§ **Information shown**:
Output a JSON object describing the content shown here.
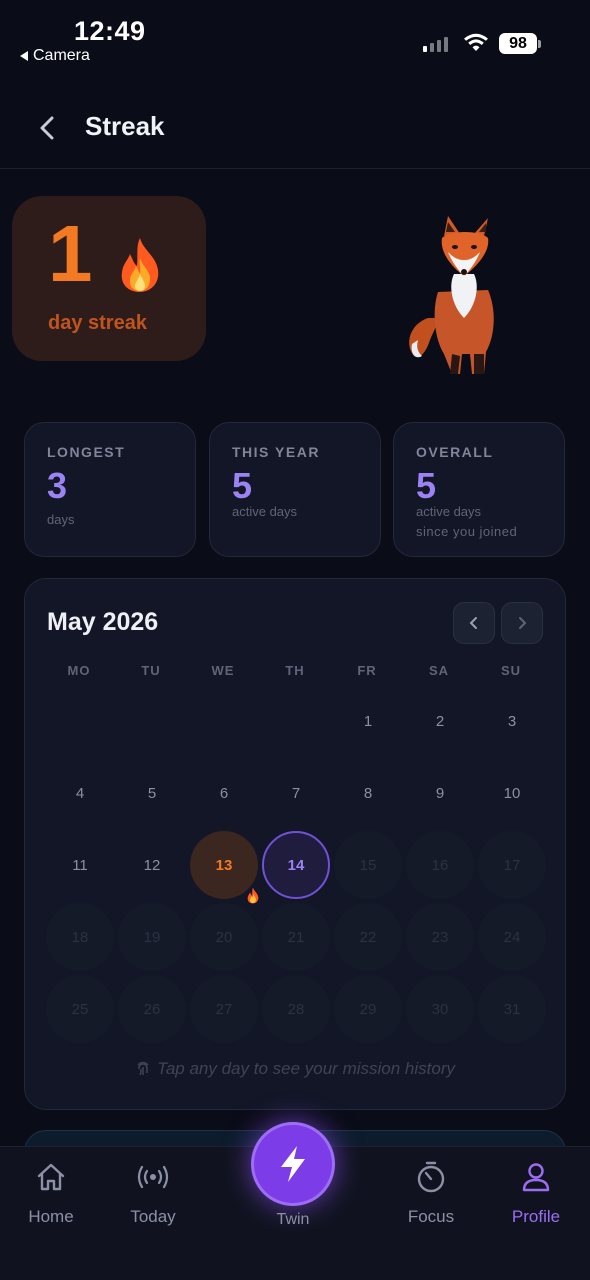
{
  "status_bar": {
    "time": "12:49",
    "back_app": "Camera",
    "battery": "98"
  },
  "header": {
    "title": "Streak"
  },
  "streak": {
    "count": "1",
    "label": "day streak"
  },
  "stats": [
    {
      "label": "LONGEST",
      "value": "3",
      "sub": "days",
      "sub2": ""
    },
    {
      "label": "THIS YEAR",
      "value": "5",
      "sub": "active days",
      "sub2": ""
    },
    {
      "label": "OVERALL",
      "value": "5",
      "sub": "active days",
      "sub2": "since you joined"
    }
  ],
  "calendar": {
    "title": "May 2026",
    "weekdays": [
      "MO",
      "TU",
      "WE",
      "TH",
      "FR",
      "SA",
      "SU"
    ],
    "first_weekday_index": 4,
    "days_in_month": 31,
    "streak_day": 13,
    "today": 14,
    "hint": "Tap any day to see your mission history"
  },
  "tabbar": {
    "home": "Home",
    "today": "Today",
    "twin": "Twin",
    "focus": "Focus",
    "profile": "Profile"
  },
  "colors": {
    "accent_purple": "#9b83f4",
    "streak_orange": "#f37a22",
    "background": "#0a0c18"
  }
}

§ **Required work**: Return the records exactly. Don't carry the pictures over.

§ **Answer to the exercise**:
Output a JSON object describing the content shown here.
{
  "status_bar": {
    "time": "12:49",
    "back_app": "Camera",
    "battery": "98"
  },
  "header": {
    "title": "Streak"
  },
  "streak": {
    "count": "1",
    "label": "day streak"
  },
  "stats": [
    {
      "label": "LONGEST",
      "value": "3",
      "sub": "days",
      "sub2": ""
    },
    {
      "label": "THIS YEAR",
      "value": "5",
      "sub": "active days",
      "sub2": ""
    },
    {
      "label": "OVERALL",
      "value": "5",
      "sub": "active days",
      "sub2": "since you joined"
    }
  ],
  "calendar": {
    "title": "May 2026",
    "weekdays": [
      "MO",
      "TU",
      "WE",
      "TH",
      "FR",
      "SA",
      "SU"
    ],
    "first_weekday_index": 4,
    "days_in_month": 31,
    "streak_day": 13,
    "today": 14,
    "hint": "Tap any day to see your mission history"
  },
  "tabbar": {
    "home": "Home",
    "today": "Today",
    "twin": "Twin",
    "focus": "Focus",
    "profile": "Profile"
  },
  "colors": {
    "accent_purple": "#9b83f4",
    "streak_orange": "#f37a22",
    "background": "#0a0c18"
  }
}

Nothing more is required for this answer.